** START OF PROVIDED TEXT **

“They’re here.” Almost everyone is familiar with the legendary haunting film, Poltergeist. We all watched in abject horror as little Carol Anne Freeling was abducted by the spirits known only to her as “the TV people.” Written by the brilliant Steven Spielberg and directed by Tobe Hooper (The Texas Chainsaw Massacre, 1974), this film is a part of American popular culture and is a must-see for any horror fan. Here are some interesting facts about the production and making of the film:
Poltergeist is German for “noisy ghost.”
Drew Barrymore auditioned for the role of Carol Anne. It was that audition that gained her the role as Gertie in E.T.: The Extra Terrestrial.
The infamous roar of the MGM lion was taken from the sound effect used at the end of the film when the poltergeist is attacking the Freeling home.
JoBeth Williams, the actress who portrayed Diane Freeling, was very apprehensive about filming the pool scene with all of the electrical equipment surrounding the pool. To put her at ease, Steven Spielberg got into the pool with her.

** END OF PROVIDED TEXT **

WRITTEN REQUEST: Transcribe a passage of the Poltergeist facts word for word, starting with "Drew Barrymore auditioned" and going on through "the Freeling home.". The listing after the Poltergeist facts isn't needed for this work.

** START OF RECORD SET **

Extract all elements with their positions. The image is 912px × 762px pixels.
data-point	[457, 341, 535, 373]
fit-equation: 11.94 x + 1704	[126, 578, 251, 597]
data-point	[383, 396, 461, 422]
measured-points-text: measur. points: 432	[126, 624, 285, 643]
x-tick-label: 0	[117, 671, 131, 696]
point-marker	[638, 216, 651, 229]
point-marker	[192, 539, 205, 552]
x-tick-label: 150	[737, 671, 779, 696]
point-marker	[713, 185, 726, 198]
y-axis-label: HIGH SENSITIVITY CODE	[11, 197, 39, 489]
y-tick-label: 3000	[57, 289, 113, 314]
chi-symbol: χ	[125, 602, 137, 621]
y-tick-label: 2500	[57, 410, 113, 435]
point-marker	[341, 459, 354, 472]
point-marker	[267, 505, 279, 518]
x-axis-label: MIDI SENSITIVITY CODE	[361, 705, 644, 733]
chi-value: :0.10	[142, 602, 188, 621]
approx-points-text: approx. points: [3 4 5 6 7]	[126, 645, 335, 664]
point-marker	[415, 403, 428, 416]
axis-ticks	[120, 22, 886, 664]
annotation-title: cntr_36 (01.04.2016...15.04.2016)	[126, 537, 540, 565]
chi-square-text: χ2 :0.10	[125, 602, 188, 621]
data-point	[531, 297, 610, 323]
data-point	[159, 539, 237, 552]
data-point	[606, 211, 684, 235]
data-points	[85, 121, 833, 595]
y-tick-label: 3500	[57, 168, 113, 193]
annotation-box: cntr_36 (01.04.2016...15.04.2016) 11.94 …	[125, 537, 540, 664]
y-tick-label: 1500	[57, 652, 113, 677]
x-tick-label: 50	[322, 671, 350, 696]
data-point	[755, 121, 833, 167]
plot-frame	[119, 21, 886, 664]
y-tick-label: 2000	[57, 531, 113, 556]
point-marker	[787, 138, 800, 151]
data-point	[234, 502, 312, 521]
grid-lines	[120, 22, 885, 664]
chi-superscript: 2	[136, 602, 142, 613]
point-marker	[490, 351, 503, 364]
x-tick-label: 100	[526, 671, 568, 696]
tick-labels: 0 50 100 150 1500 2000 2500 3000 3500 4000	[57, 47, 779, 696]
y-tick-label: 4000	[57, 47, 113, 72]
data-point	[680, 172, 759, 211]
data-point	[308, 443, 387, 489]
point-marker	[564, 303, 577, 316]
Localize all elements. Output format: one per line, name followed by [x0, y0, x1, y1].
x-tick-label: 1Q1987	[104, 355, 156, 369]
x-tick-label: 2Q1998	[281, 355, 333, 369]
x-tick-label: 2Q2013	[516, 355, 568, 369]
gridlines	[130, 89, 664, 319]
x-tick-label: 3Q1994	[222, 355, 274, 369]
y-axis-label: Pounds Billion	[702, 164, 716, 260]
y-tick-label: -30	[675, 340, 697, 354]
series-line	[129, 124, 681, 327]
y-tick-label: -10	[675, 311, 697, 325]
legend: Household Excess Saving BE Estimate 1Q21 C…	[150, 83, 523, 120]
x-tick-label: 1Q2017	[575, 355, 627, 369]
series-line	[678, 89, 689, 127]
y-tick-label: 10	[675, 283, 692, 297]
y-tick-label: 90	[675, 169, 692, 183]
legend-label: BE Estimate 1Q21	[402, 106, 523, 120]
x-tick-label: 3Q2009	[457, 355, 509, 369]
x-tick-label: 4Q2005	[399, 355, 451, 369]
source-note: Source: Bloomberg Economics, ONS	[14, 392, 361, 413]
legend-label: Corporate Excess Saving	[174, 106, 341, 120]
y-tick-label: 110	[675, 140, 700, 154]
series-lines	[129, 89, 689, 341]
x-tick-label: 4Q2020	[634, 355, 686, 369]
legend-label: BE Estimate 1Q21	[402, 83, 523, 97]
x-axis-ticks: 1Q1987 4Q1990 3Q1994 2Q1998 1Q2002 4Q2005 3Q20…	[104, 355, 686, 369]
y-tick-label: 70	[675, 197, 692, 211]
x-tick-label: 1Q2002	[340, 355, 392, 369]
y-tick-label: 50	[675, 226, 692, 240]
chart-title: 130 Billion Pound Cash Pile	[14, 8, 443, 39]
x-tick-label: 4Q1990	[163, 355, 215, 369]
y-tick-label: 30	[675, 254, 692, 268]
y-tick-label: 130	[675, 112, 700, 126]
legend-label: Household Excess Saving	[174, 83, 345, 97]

** END OF RECORD SET **

THE OUTPUT:
Drew Barrymore auditioned for the role of Carol Anne. It was that audition that gained her the role as Gertie in E.T.: The Extra Terrestrial.
The infamous roar of the MGM lion was taken from the sound effect used at the end of the film when the poltergeist is attacking the Freeling home.